┌──
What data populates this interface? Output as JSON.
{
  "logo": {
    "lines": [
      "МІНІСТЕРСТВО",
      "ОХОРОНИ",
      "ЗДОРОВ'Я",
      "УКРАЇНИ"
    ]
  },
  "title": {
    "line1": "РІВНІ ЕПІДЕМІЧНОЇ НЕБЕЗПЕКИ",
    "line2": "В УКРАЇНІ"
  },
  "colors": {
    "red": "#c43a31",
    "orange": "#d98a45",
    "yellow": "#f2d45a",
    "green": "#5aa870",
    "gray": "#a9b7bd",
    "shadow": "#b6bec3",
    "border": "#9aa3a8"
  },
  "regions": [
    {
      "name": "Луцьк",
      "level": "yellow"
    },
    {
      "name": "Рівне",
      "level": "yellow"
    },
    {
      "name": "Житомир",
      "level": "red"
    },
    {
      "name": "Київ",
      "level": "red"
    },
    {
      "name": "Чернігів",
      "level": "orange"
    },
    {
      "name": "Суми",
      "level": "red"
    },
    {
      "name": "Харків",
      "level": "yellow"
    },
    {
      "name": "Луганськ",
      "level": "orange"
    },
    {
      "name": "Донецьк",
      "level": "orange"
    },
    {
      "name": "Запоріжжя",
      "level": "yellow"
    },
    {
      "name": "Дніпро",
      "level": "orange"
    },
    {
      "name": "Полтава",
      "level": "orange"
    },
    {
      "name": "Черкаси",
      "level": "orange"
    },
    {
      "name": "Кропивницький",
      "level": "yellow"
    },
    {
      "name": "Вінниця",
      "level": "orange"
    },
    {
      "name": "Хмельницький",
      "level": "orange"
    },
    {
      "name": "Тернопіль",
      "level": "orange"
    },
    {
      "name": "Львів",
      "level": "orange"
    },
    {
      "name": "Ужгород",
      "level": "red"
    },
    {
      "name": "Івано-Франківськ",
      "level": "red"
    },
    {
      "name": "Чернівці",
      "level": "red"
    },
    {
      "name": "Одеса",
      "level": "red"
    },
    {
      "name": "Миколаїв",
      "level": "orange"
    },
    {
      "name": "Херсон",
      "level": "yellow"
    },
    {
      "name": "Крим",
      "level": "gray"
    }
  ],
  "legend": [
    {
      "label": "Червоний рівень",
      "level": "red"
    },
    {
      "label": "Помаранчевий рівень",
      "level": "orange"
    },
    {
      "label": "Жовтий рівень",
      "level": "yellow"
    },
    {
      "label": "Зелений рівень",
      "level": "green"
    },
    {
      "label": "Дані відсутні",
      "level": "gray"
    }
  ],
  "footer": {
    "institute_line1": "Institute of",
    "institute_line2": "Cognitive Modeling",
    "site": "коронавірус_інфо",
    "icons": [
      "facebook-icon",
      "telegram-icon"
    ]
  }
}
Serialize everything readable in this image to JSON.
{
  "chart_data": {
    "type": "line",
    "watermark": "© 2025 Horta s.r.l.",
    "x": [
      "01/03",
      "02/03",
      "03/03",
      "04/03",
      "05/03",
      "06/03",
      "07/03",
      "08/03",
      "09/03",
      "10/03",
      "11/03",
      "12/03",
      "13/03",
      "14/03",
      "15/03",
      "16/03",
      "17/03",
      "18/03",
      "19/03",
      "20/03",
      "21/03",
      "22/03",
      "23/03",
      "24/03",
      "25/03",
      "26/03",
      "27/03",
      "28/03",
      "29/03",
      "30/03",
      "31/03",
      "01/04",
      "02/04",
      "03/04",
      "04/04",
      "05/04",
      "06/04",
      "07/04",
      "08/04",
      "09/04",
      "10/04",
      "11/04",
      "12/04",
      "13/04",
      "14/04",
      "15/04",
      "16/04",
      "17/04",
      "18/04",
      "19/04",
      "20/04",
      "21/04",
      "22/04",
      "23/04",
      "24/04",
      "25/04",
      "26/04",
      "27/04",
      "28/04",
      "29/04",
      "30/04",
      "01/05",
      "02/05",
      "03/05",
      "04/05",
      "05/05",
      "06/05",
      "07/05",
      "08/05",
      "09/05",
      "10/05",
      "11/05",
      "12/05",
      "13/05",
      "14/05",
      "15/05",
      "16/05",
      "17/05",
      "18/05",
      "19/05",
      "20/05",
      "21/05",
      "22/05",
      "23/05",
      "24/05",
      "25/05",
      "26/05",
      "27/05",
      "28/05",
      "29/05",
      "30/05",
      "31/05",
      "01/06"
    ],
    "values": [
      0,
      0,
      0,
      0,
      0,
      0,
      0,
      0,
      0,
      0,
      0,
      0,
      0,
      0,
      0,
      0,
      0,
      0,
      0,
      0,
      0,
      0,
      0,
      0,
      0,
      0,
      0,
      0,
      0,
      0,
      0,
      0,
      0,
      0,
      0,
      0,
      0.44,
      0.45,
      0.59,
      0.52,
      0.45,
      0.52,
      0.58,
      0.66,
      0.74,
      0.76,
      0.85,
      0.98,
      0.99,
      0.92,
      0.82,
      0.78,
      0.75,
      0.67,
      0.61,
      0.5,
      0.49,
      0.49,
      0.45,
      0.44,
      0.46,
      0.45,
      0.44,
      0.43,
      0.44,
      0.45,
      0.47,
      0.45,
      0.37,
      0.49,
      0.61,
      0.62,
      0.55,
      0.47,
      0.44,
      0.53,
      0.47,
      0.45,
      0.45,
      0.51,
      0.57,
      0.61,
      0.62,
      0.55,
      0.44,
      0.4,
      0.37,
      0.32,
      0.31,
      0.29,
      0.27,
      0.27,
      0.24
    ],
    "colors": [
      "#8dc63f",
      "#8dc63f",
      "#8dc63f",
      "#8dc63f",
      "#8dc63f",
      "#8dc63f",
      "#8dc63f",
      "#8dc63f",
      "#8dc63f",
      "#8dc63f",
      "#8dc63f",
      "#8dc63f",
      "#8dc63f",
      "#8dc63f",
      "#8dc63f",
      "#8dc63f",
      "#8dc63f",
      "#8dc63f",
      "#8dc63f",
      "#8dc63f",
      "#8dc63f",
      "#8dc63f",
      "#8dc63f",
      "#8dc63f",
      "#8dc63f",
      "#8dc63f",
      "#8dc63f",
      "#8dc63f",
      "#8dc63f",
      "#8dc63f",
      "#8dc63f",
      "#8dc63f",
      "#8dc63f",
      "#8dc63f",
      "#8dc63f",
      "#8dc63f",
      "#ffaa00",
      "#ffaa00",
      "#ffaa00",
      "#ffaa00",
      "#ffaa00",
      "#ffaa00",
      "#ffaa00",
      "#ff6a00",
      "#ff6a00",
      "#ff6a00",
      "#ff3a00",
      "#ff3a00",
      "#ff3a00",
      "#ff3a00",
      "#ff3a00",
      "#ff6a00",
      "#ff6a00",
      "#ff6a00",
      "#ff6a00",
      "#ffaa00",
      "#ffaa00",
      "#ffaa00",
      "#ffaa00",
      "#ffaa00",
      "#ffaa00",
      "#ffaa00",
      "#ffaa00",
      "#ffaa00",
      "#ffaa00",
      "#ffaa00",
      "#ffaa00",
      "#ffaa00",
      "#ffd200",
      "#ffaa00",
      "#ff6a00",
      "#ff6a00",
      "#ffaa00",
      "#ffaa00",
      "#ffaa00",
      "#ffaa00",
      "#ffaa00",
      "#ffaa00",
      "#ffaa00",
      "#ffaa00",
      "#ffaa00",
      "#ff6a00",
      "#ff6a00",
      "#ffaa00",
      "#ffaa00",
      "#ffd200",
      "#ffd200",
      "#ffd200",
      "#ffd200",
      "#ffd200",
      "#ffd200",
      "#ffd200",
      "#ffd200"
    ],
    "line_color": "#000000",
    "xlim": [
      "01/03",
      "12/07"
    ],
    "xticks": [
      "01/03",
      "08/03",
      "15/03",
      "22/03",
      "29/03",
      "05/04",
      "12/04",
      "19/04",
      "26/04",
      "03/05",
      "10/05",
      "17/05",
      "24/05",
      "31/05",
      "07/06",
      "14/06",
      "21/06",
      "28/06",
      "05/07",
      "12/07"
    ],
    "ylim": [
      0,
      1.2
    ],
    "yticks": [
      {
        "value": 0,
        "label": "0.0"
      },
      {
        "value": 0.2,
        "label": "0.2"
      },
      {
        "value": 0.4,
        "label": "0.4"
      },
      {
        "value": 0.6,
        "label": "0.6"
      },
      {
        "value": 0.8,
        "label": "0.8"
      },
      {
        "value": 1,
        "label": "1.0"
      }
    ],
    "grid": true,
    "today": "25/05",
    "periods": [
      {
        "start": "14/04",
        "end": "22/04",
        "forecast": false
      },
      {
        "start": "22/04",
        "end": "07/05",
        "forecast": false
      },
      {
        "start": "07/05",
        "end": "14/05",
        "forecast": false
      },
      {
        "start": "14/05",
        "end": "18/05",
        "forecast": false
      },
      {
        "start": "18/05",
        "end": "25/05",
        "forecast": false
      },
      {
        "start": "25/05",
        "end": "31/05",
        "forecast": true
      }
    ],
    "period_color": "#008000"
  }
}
└──
Work to be completed: In the material above, show every line where the word "label" turns up.

Result of this task:
      "label": "Червоний рівень",
      "label": "Помаранчевий рівень",
      "label": "Жовтий рівень",
      "label": "Зелений рівень",
      "label": "Дані відсутні",
        "label": "0.0"
        "label": "0.2"
        "label": "0.4"
        "label": "0.6"
        "label": "0.8"
        "label": "1.0"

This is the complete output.